Materials provided >>
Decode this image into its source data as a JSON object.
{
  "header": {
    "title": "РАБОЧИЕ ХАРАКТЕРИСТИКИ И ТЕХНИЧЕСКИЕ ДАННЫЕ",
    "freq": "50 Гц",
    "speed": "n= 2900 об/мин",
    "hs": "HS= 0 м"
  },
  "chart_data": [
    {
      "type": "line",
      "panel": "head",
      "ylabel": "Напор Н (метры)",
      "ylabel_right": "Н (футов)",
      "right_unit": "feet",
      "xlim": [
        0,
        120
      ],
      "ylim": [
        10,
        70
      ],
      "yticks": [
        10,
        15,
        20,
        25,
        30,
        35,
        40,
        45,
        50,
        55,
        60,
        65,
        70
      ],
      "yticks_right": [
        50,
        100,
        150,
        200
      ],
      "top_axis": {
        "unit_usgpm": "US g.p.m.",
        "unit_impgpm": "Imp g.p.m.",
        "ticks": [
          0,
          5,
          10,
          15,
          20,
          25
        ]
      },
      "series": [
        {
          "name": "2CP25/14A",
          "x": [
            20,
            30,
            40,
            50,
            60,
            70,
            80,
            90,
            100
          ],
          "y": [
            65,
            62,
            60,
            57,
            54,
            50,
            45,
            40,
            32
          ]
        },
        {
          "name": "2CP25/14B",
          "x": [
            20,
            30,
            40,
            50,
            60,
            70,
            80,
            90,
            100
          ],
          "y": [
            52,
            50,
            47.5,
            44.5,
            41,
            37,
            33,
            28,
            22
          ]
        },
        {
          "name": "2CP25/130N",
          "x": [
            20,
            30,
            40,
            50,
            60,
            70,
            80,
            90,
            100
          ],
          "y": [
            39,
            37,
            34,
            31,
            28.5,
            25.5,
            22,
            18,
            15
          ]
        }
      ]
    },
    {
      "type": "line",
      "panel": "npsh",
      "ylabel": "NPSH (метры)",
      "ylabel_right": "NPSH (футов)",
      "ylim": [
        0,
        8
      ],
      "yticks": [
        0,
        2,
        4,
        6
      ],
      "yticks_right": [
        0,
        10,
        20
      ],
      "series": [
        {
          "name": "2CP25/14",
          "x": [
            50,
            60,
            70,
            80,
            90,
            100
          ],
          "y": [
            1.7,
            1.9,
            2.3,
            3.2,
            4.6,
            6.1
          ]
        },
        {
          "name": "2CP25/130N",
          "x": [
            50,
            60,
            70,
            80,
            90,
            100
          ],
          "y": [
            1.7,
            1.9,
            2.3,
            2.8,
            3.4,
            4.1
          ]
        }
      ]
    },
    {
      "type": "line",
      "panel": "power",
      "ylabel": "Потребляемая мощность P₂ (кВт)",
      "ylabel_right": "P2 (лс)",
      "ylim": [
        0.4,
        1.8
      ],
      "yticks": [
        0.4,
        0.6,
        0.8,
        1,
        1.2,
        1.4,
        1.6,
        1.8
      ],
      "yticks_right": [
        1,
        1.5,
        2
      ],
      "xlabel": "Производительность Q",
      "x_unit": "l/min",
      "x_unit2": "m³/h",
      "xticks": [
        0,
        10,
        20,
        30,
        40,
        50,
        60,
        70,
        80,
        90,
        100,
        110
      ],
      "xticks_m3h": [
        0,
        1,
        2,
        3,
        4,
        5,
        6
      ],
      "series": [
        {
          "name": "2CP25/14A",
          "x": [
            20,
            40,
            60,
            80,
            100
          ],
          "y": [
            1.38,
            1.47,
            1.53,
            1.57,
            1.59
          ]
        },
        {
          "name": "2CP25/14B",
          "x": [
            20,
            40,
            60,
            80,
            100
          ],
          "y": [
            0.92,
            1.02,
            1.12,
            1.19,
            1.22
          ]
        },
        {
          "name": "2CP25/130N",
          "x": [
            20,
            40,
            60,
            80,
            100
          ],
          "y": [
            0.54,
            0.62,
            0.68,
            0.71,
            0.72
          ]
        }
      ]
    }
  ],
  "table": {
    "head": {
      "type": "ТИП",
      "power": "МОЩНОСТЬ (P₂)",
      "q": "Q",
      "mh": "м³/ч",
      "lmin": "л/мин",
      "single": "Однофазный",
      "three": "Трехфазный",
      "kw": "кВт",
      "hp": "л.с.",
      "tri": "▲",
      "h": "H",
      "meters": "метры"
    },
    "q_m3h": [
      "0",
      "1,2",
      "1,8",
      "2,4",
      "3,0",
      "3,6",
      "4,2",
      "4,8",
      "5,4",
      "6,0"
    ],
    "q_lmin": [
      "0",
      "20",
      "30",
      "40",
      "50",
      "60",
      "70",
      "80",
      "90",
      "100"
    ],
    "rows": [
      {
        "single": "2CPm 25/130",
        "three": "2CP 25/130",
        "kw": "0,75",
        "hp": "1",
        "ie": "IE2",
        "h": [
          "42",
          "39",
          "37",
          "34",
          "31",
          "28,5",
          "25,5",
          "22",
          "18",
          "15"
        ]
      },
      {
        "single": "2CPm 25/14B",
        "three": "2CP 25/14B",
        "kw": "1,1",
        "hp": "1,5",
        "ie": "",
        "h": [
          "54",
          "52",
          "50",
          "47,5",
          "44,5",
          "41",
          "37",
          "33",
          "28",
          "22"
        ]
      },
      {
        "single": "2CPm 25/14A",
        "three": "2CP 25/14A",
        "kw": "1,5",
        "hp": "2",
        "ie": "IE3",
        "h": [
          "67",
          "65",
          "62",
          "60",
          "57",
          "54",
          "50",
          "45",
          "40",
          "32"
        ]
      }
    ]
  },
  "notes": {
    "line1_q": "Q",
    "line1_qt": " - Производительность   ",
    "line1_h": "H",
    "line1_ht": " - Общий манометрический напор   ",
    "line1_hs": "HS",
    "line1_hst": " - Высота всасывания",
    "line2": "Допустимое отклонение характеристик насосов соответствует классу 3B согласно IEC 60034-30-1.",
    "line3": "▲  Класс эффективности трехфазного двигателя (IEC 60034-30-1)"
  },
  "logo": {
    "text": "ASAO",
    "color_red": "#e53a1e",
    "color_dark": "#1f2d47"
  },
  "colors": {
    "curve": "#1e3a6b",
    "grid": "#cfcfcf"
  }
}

Written request >>
Quote the material exactly, leaving nothing out.

Worked answer >>
Decode this image into its source data as a JSON object.
{
  "header": {
    "title": "РАБОЧИЕ ХАРАКТЕРИСТИКИ И ТЕХНИЧЕСКИЕ ДАННЫЕ",
    "freq": "50 Гц",
    "speed": "n= 2900 об/мин",
    "hs": "HS= 0 м"
  },
  "chart_data": [
    {
      "type": "line",
      "panel": "head",
      "ylabel": "Напор Н (метры)",
      "ylabel_right": "Н (футов)",
      "right_unit": "feet",
      "xlim": [
        0,
        120
      ],
      "ylim": [
        10,
        70
      ],
      "yticks": [
        10,
        15,
        20,
        25,
        30,
        35,
        40,
        45,
        50,
        55,
        60,
        65,
        70
      ],
      "yticks_right": [
        50,
        100,
        150,
        200
      ],
      "top_axis": {
        "unit_usgpm": "US g.p.m.",
        "unit_impgpm": "Imp g.p.m.",
        "ticks": [
          0,
          5,
          10,
          15,
          20,
          25
        ]
      },
      "series": [
        {
          "name": "2CP25/14A",
          "x": [
            20,
            30,
            40,
            50,
            60,
            70,
            80,
            90,
            100
          ],
          "y": [
            65,
            62,
            60,
            57,
            54,
            50,
            45,
            40,
            32
          ]
        },
        {
          "name": "2CP25/14B",
          "x": [
            20,
            30,
            40,
            50,
            60,
            70,
            80,
            90,
            100
          ],
          "y": [
            52,
            50,
            47.5,
            44.5,
            41,
            37,
            33,
            28,
            22
          ]
        },
        {
          "name": "2CP25/130N",
          "x": [
            20,
            30,
            40,
            50,
            60,
            70,
            80,
            90,
            100
          ],
          "y": [
            39,
            37,
            34,
            31,
            28.5,
            25.5,
            22,
            18,
            15
          ]
        }
      ]
    },
    {
      "type": "line",
      "panel": "npsh",
      "ylabel": "NPSH (метры)",
      "ylabel_right": "NPSH (футов)",
      "ylim": [
        0,
        8
      ],
      "yticks": [
        0,
        2,
        4,
        6
      ],
      "yticks_right": [
        0,
        10,
        20
      ],
      "series": [
        {
          "name": "2CP25/14",
          "x": [
            50,
            60,
            70,
            80,
            90,
            100
          ],
          "y": [
            1.7,
            1.9,
            2.3,
            3.2,
            4.6,
            6.1
          ]
        },
        {
          "name": "2CP25/130N",
          "x": [
            50,
            60,
            70,
            80,
            90,
            100
          ],
          "y": [
            1.7,
            1.9,
            2.3,
            2.8,
            3.4,
            4.1
          ]
        }
      ]
    },
    {
      "type": "line",
      "panel": "power",
      "ylabel": "Потребляемая мощность P₂ (кВт)",
      "ylabel_right": "P2 (лс)",
      "ylim": [
        0.4,
        1.8
      ],
      "yticks": [
        0.4,
        0.6,
        0.8,
        1,
        1.2,
        1.4,
        1.6,
        1.8
      ],
      "yticks_right": [
        1,
        1.5,
        2
      ],
      "xlabel": "Производительность Q",
      "x_unit": "l/min",
      "x_unit2": "m³/h",
      "xticks": [
        0,
        10,
        20,
        30,
        40,
        50,
        60,
        70,
        80,
        90,
        100,
        110
      ],
      "xticks_m3h": [
        0,
        1,
        2,
        3,
        4,
        5,
        6
      ],
      "series": [
        {
          "name": "2CP25/14A",
          "x": [
            20,
            40,
            60,
            80,
            100
          ],
          "y": [
            1.38,
            1.47,
            1.53,
            1.57,
            1.59
          ]
        },
        {
          "name": "2CP25/14B",
          "x": [
            20,
            40,
            60,
            80,
            100
          ],
          "y": [
            0.92,
            1.02,
            1.12,
            1.19,
            1.22
          ]
        },
        {
          "name": "2CP25/130N",
          "x": [
            20,
            40,
            60,
            80,
            100
          ],
          "y": [
            0.54,
            0.62,
            0.68,
            0.71,
            0.72
          ]
        }
      ]
    }
  ],
  "table": {
    "head": {
      "type": "ТИП",
      "power": "МОЩНОСТЬ (P₂)",
      "q": "Q",
      "mh": "м³/ч",
      "lmin": "л/мин",
      "single": "Однофазный",
      "three": "Трехфазный",
      "kw": "кВт",
      "hp": "л.с.",
      "tri": "▲",
      "h": "H",
      "meters": "метры"
    },
    "q_m3h": [
      "0",
      "1,2",
      "1,8",
      "2,4",
      "3,0",
      "3,6",
      "4,2",
      "4,8",
      "5,4",
      "6,0"
    ],
    "q_lmin": [
      "0",
      "20",
      "30",
      "40",
      "50",
      "60",
      "70",
      "80",
      "90",
      "100"
    ],
    "rows": [
      {
        "single": "2CPm 25/130",
        "three": "2CP 25/130",
        "kw": "0,75",
        "hp": "1",
        "ie": "IE2",
        "h": [
          "42",
          "39",
          "37",
          "34",
          "31",
          "28,5",
          "25,5",
          "22",
          "18",
          "15"
        ]
      },
      {
        "single": "2CPm 25/14B",
        "three": "2CP 25/14B",
        "kw": "1,1",
        "hp": "1,5",
        "ie": "",
        "h": [
          "54",
          "52",
          "50",
          "47,5",
          "44,5",
          "41",
          "37",
          "33",
          "28",
          "22"
        ]
      },
      {
        "single": "2CPm 25/14A",
        "three": "2CP 25/14A",
        "kw": "1,5",
        "hp": "2",
        "ie": "IE3",
        "h": [
          "67",
          "65",
          "62",
          "60",
          "57",
          "54",
          "50",
          "45",
          "40",
          "32"
        ]
      }
    ]
  },
  "notes": {
    "line1_q": "Q",
    "line1_qt": " - Производительность   ",
    "line1_h": "H",
    "line1_ht": " - Общий манометрический напор   ",
    "line1_hs": "HS",
    "line1_hst": " - Высота всасывания",
    "line2": "Допустимое отклонение характеристик насосов соответствует классу 3B согласно IEC 60034-30-1.",
    "line3": "▲  Класс эффективности трехфазного двигателя (IEC 60034-30-1)"
  },
  "logo": {
    "text": "ASAO",
    "color_red": "#e53a1e",
    "color_dark": "#1f2d47"
  },
  "colors": {
    "curve": "#1e3a6b",
    "grid": "#cfcfcf"
  }
}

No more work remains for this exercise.